## INSTRUCTIONS FOR THE TASK
Extract all lines in the data that contain the word "déclarant".

-- DATA TO USE start --

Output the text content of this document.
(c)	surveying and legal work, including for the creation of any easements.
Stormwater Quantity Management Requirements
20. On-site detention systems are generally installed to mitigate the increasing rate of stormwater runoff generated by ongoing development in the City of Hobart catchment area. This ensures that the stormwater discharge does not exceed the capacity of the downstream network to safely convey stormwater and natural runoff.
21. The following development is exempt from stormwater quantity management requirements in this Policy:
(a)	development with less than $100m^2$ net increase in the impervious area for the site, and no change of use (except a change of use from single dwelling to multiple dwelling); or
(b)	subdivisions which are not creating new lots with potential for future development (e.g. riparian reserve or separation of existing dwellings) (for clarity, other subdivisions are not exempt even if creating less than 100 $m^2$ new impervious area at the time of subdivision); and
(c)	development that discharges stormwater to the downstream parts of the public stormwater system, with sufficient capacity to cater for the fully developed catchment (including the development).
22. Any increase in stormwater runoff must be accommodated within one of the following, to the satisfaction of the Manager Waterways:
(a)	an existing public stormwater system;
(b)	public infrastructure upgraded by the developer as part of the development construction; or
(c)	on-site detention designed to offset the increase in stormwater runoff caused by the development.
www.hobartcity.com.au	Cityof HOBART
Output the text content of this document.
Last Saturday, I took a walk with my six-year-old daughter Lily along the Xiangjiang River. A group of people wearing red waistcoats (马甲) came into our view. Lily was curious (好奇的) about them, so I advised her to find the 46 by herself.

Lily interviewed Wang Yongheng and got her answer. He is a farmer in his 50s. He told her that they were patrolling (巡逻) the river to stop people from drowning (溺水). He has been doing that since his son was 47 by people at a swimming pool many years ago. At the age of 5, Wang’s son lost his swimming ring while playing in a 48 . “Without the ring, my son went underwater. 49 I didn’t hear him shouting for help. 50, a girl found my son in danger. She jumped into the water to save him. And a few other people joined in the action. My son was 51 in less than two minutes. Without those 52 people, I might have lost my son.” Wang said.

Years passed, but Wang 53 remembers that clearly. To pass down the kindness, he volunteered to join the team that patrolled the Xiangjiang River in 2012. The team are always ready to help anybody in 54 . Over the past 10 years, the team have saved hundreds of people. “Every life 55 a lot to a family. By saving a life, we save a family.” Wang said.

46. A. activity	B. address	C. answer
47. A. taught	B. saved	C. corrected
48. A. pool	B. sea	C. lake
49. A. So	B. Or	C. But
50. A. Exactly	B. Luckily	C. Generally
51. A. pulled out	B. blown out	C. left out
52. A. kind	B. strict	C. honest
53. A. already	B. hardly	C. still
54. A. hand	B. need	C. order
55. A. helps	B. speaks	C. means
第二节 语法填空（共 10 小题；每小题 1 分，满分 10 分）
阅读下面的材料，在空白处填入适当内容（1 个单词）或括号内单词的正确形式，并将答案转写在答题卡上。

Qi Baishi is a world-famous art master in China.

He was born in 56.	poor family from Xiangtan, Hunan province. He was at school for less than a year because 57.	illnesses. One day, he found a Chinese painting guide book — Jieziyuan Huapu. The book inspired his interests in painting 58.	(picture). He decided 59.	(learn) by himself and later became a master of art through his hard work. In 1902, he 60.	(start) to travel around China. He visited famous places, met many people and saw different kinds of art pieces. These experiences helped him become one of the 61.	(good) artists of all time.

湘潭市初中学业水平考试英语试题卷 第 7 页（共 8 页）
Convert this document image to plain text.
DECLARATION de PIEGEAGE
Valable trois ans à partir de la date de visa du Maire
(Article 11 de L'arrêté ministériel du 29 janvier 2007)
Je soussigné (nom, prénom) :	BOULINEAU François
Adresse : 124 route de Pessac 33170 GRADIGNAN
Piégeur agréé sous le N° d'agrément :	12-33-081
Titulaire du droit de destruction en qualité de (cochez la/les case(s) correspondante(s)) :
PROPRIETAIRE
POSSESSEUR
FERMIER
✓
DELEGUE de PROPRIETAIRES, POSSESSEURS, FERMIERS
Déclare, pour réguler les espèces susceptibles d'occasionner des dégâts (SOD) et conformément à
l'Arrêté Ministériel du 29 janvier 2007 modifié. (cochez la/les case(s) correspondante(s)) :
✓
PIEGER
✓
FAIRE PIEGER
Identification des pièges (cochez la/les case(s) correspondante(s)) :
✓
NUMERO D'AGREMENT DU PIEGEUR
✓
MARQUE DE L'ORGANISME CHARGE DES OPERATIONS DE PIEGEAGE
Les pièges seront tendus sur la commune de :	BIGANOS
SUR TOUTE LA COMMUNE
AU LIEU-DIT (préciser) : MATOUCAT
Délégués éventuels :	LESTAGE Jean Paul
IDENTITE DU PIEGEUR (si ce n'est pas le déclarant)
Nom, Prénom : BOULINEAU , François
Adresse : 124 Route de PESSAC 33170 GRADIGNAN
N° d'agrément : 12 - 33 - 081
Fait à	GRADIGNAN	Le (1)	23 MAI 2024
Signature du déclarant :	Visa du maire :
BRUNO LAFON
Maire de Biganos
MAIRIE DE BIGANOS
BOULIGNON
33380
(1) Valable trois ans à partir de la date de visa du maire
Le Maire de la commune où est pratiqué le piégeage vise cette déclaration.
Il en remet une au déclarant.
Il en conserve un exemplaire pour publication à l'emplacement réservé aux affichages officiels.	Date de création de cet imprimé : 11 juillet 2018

-- DATA TO USE end --

## TASK ANSWER
IDENTITE DU PIEGEUR (si ce n'est pas le déclarant)
Signature du déclarant :	Visa du maire :
Il en remet une au déclarant.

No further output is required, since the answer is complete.